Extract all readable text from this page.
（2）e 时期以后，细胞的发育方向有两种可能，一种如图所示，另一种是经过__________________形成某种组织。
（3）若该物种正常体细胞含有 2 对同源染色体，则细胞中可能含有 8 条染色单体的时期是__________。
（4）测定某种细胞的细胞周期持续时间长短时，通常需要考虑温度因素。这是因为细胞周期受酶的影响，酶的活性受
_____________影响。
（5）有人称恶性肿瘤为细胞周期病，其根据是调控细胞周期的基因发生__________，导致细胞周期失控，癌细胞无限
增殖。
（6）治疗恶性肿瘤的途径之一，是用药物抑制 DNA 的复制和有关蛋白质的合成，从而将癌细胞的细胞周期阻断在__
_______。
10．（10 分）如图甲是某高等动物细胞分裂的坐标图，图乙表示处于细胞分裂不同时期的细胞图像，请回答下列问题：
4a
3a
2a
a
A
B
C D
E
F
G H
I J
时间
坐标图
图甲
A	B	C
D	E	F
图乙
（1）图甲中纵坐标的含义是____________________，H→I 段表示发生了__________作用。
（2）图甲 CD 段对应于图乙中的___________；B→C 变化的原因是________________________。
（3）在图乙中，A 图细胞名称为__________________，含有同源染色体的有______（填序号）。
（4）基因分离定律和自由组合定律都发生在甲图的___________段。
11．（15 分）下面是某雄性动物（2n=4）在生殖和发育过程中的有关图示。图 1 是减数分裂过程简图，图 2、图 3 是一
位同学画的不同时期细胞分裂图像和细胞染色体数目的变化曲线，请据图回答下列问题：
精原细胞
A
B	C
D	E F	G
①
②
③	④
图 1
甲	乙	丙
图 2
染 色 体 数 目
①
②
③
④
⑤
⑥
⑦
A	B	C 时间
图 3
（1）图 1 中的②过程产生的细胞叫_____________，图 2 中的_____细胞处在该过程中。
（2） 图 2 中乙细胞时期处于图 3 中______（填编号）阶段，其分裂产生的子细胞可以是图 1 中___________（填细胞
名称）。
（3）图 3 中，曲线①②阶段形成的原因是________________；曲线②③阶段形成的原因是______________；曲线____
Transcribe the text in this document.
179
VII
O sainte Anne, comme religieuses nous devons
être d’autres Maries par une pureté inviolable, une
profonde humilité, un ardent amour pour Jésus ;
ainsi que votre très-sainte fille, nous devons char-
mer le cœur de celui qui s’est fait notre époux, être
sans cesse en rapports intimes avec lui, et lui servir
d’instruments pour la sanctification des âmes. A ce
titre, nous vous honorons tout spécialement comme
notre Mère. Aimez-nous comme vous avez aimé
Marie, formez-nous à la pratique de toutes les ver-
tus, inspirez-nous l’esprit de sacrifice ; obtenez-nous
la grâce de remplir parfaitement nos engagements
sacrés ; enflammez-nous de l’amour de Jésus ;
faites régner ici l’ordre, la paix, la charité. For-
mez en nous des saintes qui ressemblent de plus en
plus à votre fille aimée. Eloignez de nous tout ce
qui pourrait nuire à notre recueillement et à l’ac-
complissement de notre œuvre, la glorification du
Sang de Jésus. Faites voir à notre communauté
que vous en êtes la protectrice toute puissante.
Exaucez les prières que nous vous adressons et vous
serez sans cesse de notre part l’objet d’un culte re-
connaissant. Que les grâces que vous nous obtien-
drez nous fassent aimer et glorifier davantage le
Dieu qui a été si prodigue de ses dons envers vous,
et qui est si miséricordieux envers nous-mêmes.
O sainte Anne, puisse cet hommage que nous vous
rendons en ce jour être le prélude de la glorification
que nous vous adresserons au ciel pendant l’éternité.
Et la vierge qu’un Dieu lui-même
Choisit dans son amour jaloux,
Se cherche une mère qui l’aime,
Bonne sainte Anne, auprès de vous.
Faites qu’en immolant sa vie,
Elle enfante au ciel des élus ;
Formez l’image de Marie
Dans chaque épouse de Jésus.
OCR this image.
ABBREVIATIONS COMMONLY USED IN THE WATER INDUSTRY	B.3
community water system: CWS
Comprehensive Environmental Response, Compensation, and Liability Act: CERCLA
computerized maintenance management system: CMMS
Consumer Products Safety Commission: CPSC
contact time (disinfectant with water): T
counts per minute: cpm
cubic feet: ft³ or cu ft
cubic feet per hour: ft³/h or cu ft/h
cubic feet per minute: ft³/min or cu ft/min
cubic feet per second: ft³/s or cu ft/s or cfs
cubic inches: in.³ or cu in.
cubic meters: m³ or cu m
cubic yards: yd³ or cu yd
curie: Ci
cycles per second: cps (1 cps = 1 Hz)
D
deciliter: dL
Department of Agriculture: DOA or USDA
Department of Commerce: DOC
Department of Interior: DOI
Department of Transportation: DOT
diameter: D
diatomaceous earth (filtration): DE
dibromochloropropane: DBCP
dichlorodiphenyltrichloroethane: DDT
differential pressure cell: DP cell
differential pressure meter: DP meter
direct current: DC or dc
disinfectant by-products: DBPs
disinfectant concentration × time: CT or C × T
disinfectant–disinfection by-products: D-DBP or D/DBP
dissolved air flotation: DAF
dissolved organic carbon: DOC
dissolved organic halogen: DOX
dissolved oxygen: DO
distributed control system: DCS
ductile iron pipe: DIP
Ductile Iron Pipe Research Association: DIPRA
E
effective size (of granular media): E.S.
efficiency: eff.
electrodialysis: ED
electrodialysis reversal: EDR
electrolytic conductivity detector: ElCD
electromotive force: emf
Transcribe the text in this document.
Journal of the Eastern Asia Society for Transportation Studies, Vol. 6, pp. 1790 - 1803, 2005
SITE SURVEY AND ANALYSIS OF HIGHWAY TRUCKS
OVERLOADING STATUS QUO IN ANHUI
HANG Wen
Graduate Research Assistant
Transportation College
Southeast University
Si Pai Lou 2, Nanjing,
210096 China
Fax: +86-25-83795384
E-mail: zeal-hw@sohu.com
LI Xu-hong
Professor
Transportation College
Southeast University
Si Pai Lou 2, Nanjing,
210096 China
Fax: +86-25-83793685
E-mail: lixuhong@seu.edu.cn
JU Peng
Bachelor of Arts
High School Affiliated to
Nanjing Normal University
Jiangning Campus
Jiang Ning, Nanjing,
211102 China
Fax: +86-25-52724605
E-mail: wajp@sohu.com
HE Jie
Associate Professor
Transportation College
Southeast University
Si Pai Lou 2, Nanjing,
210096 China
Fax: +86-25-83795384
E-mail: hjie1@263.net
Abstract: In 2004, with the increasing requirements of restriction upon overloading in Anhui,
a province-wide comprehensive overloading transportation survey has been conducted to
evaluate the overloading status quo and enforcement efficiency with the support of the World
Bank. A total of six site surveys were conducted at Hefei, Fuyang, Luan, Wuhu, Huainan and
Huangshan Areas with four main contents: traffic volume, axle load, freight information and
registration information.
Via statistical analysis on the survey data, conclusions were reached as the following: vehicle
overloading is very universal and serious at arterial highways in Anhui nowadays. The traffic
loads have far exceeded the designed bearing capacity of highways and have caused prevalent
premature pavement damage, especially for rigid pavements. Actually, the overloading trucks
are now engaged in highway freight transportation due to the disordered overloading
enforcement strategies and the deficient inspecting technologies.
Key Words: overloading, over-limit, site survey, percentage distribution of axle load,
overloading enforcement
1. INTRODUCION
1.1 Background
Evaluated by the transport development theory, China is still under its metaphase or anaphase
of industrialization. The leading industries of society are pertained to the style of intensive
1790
========================================================================
Requirements:
Search the entries for the word "were" and copy every line that has it.

Result below:
Bank. A total of six site surveys were conducted at Hefei, Fuyang, Luan, Wuhu, Huainan and
Via statistical analysis on the survey data, conclusions were reached as the following: vehicle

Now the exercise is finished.